Judge Jim Thomas would rather have just a sliver of truth in a better movie.
Sometimes justice needs a little help.
The great thing about independent films is that they can take more chances. If you're being bankrolled by a major studio, they will, more than likely call some of the shots. Ask Guillermo del Toro about studio interference on Mimic sometime. As the court sifted through the sordid plot of The Whole Truth, brought to us by Green Apple, it occurred to us that if some studio interference could have prevented just a few of the missteps in this film, it would have been worth giving up the indie cred. There's an interesting plot in here somewhere, but…DAMN.
Acting coach Angela Masters (Elisabeth Röhm, Angel) has developed a lucrative career by coaching defendants, teaching them to transform themselves to be more sympathetic to a jury. No matter what the crime, she's happy to be of service. Angela still works with her best friend Gary (Sean Patrick Flanery, Dexter), a down-on-his-luck actor who's carrying a torch for her. Her somewhat dubious profession becomes a problem after she assists Yaro Maroslav (Eric Roberts, The Expendables), a Russian gangster; after getting him off on a menacing charge, she inadvertently overhears him plotting a crime. Now she has to use all her acting ability to reassure Yaro that she isn't a threat, while simultaneously trying to convince a skeptical DA that after years of helping out criminals, she now wants to put Yaro behind bars.
_ _ _ _ _
Exercise requirements:
1. For each character in the review of The Whole Truth, give the character's name and the actor the review lists for that role.
2. Condense the paragraph of the review that begins "Acting coach Angela Masters" into a short bulleted list that keeps its main facts.
3. From the review, extract the passage from "Judge Jim Thomas" to "here somewhere, but…DAMN.".
Answer using only the review of The Whole Truth above.

[Element boundary data]
_ _ _ _ _
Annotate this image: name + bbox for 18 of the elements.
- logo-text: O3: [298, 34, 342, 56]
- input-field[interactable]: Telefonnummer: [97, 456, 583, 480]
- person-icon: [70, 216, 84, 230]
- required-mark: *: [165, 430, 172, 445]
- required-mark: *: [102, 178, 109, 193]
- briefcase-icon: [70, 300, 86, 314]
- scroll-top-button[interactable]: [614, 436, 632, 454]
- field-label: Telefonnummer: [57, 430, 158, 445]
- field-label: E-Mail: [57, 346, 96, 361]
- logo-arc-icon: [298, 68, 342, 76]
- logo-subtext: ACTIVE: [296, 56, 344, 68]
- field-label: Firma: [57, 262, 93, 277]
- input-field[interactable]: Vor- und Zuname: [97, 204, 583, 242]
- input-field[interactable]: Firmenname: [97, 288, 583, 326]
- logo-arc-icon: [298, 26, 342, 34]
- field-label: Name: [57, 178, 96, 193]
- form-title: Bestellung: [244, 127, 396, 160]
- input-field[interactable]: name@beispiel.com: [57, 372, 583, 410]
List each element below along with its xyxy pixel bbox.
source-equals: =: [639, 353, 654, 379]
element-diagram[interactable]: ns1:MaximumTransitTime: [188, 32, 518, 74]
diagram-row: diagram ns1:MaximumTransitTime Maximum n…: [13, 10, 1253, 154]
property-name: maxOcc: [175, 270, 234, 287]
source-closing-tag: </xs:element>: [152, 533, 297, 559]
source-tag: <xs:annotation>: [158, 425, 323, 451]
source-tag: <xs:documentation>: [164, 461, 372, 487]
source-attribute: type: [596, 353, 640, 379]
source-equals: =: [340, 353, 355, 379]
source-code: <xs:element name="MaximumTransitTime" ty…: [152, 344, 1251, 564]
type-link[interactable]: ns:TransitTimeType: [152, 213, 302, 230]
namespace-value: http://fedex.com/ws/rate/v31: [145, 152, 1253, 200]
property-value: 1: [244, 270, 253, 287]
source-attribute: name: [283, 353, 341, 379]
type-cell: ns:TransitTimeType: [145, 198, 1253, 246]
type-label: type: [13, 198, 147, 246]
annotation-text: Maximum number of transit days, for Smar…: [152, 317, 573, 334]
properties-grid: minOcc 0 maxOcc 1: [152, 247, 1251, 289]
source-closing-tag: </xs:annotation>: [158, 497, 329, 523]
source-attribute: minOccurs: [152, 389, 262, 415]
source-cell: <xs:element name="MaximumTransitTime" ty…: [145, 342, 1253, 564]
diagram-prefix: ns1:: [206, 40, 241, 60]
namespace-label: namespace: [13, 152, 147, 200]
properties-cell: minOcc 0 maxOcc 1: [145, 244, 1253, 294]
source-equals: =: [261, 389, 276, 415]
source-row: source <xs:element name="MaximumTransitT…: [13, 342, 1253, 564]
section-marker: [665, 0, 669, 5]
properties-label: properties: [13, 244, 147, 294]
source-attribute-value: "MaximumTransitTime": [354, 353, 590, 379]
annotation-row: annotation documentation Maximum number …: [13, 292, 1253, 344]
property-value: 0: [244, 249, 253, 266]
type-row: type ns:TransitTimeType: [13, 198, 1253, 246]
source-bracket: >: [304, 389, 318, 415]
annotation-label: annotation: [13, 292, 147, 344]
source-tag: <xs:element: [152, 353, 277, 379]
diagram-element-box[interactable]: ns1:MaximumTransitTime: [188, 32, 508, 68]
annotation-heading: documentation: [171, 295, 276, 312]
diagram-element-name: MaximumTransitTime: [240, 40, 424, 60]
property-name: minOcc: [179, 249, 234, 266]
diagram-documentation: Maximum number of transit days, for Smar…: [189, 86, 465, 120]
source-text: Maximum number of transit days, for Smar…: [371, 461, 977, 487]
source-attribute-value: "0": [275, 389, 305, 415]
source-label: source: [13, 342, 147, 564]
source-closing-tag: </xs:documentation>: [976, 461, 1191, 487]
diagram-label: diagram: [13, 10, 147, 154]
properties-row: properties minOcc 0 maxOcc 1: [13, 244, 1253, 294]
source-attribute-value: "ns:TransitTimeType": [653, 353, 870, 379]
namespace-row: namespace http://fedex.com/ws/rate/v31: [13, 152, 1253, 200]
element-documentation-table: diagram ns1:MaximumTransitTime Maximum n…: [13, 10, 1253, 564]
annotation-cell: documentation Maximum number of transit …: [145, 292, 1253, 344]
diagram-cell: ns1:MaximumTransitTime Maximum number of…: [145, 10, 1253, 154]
_ _ _ _ _
Outputs by task:
1.
- Angela Masters: Elisabeth Röhm
- Gary: Sean Patrick Flanery
- Yaro Maroslav: Eric Roberts

2.
- Angela Masters (Elisabeth Röhm) earns a good living coaching defendants to seem more sympathetic to juries, whatever their crime.
- She still works with her best friend Gary (Sean Patrick Flanery), a struggling actor who is carrying a torch for her.
- After she helps Russian gangster Yaro Maroslav (Eric Roberts) beat a menacing charge, she accidentally overhears him plotting a crime.
- She must use her acting skills to convince Yaro she is no threat while persuading a skeptical DA that she now wants Yaro behind bars.

3.
Judge Jim Thomas would rather have just a sliver of truth in a better movie.
Sometimes justice needs a little help.
The great thing about independent films is that they can take more chances. If you're being bankrolled by a major studio, they will, more than likely call some of the shots. Ask Guillermo del Toro about studio interference on Mimic sometime. As the court sifted through the sordid plot of The Whole Truth, brought to us by Green Apple, it occurred to us that if some studio interference could have prevented just a few of the missteps in this film, it would have been worth giving up the indie cred. There's an interesting plot in here somewhere, but…DAMN.